» Instructions for the task:
In the material below, find each line holding the string "your" and copy it.

» Stored records:
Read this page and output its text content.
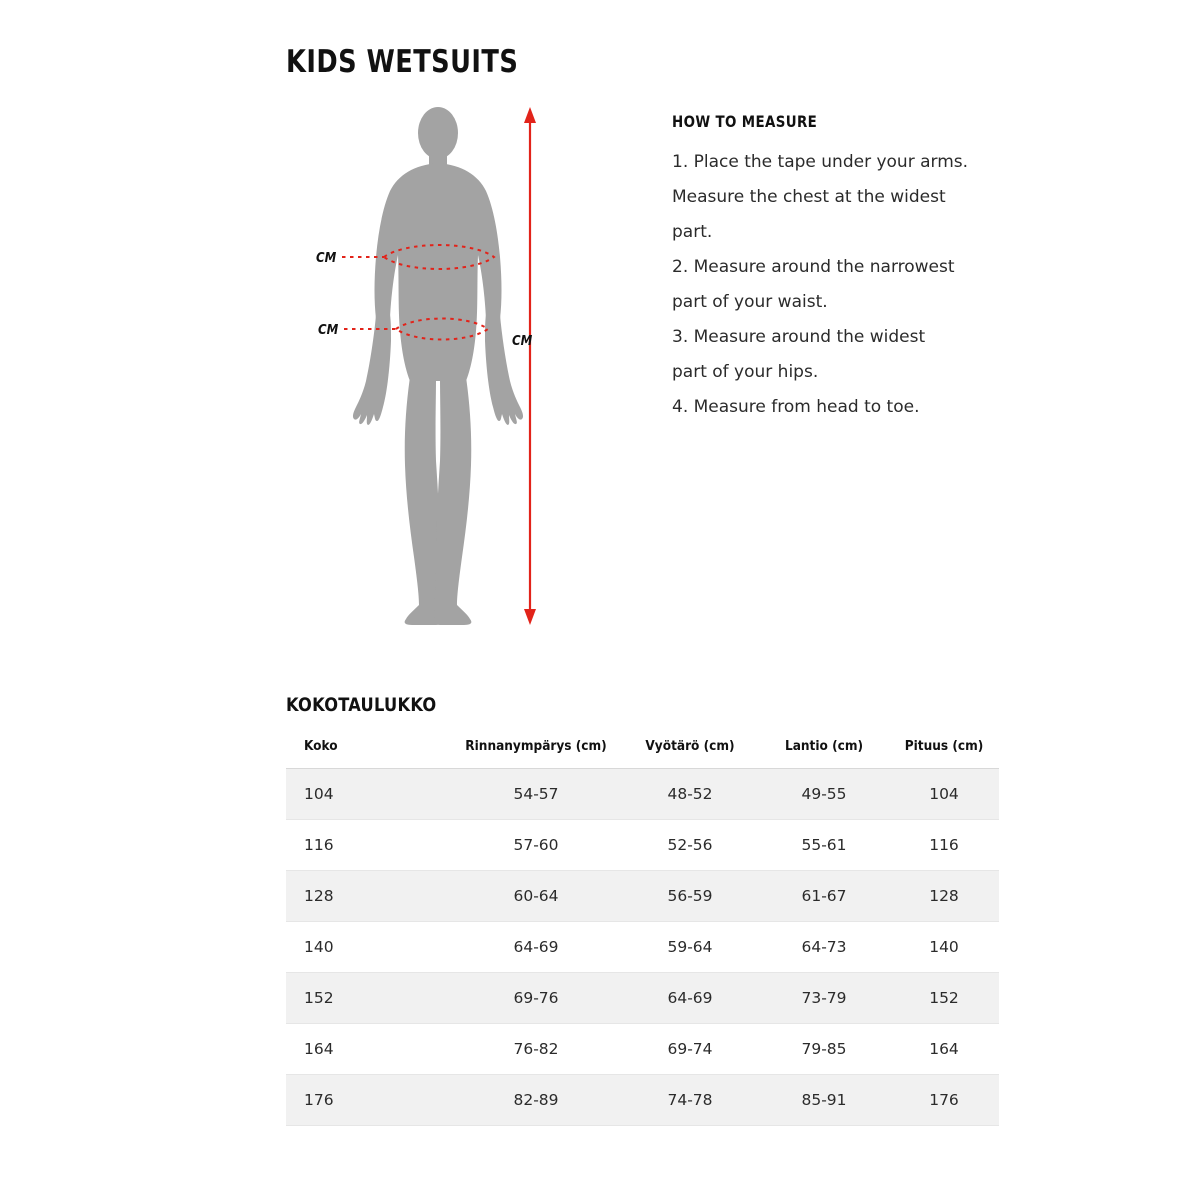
KIDS WETSUITS
CM
CM
CM
HOW TO MEASURE
1. Place the tape under your arms.
Measure the chest at the widest
part.
2. Measure around the narrowest
part of your waist.
3. Measure around the widest
part of your hips.
4. Measure from head to toe.
KOKOTAULUKKO
Koko	Rinnanympärys (cm)	Vyötärö (cm)	Lantio (cm)	Pituus (cm)
104	54-57	48-52	49-55	104
116	57-60	52-56	55-61	116
128	60-64	56-59	61-67	128
140	64-69	59-64	64-73	140
152	69-76	64-69	73-79	152
164	76-82	69-74	79-85	164
176	82-89	74-78	85-91	176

» Task answer:
1. Place the tape under your arms.
part of your waist.
part of your hips.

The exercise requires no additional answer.